Figure collection entries

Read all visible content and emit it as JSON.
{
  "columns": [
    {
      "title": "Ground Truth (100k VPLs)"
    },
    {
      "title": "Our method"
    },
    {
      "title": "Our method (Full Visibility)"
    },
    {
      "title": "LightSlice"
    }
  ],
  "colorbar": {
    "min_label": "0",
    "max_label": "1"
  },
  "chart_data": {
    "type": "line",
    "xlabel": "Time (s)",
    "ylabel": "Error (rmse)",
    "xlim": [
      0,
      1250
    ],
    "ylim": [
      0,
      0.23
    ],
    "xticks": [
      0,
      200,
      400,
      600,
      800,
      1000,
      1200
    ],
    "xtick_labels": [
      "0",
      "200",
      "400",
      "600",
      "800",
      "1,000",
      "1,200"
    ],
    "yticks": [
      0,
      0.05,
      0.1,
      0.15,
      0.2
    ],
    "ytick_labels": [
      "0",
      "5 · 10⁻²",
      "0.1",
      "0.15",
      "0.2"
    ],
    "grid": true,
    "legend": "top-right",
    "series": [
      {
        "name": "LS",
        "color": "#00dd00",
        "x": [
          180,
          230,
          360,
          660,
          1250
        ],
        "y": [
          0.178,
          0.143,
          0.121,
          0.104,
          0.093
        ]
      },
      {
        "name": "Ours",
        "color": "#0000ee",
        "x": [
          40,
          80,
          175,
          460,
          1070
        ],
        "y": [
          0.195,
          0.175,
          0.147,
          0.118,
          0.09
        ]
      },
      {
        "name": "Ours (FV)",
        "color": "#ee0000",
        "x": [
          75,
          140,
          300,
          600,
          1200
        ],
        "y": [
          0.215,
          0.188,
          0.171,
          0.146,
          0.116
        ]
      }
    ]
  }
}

**Exercise objective:**
Using the data above, output each line exactly.

**Answer for this exercise:**
Read all visible content and emit it as JSON.
{
  "columns": [
    {
      "title": "Ground Truth (100k VPLs)"
    },
    {
      "title": "Our method"
    },
    {
      "title": "Our method (Full Visibility)"
    },
    {
      "title": "LightSlice"
    }
  ],
  "colorbar": {
    "min_label": "0",
    "max_label": "1"
  },
  "chart_data": {
    "type": "line",
    "xlabel": "Time (s)",
    "ylabel": "Error (rmse)",
    "xlim": [
      0,
      1250
    ],
    "ylim": [
      0,
      0.23
    ],
    "xticks": [
      0,
      200,
      400,
      600,
      800,
      1000,
      1200
    ],
    "xtick_labels": [
      "0",
      "200",
      "400",
      "600",
      "800",
      "1,000",
      "1,200"
    ],
    "yticks": [
      0,
      0.05,
      0.1,
      0.15,
      0.2
    ],
    "ytick_labels": [
      "0",
      "5 · 10⁻²",
      "0.1",
      "0.15",
      "0.2"
    ],
    "grid": true,
    "legend": "top-right",
    "series": [
      {
        "name": "LS",
        "color": "#00dd00",
        "x": [
          180,
          230,
          360,
          660,
          1250
        ],
        "y": [
          0.178,
          0.143,
          0.121,
          0.104,
          0.093
        ]
      },
      {
        "name": "Ours",
        "color": "#0000ee",
        "x": [
          40,
          80,
          175,
          460,
          1070
        ],
        "y": [
          0.195,
          0.175,
          0.147,
          0.118,
          0.09
        ]
      },
      {
        "name": "Ours (FV)",
        "color": "#ee0000",
        "x": [
          75,
          140,
          300,
          600,
          1200
        ],
        "y": [
          0.215,
          0.188,
          0.171,
          0.146,
          0.116
        ]
      }
    ]
  }
}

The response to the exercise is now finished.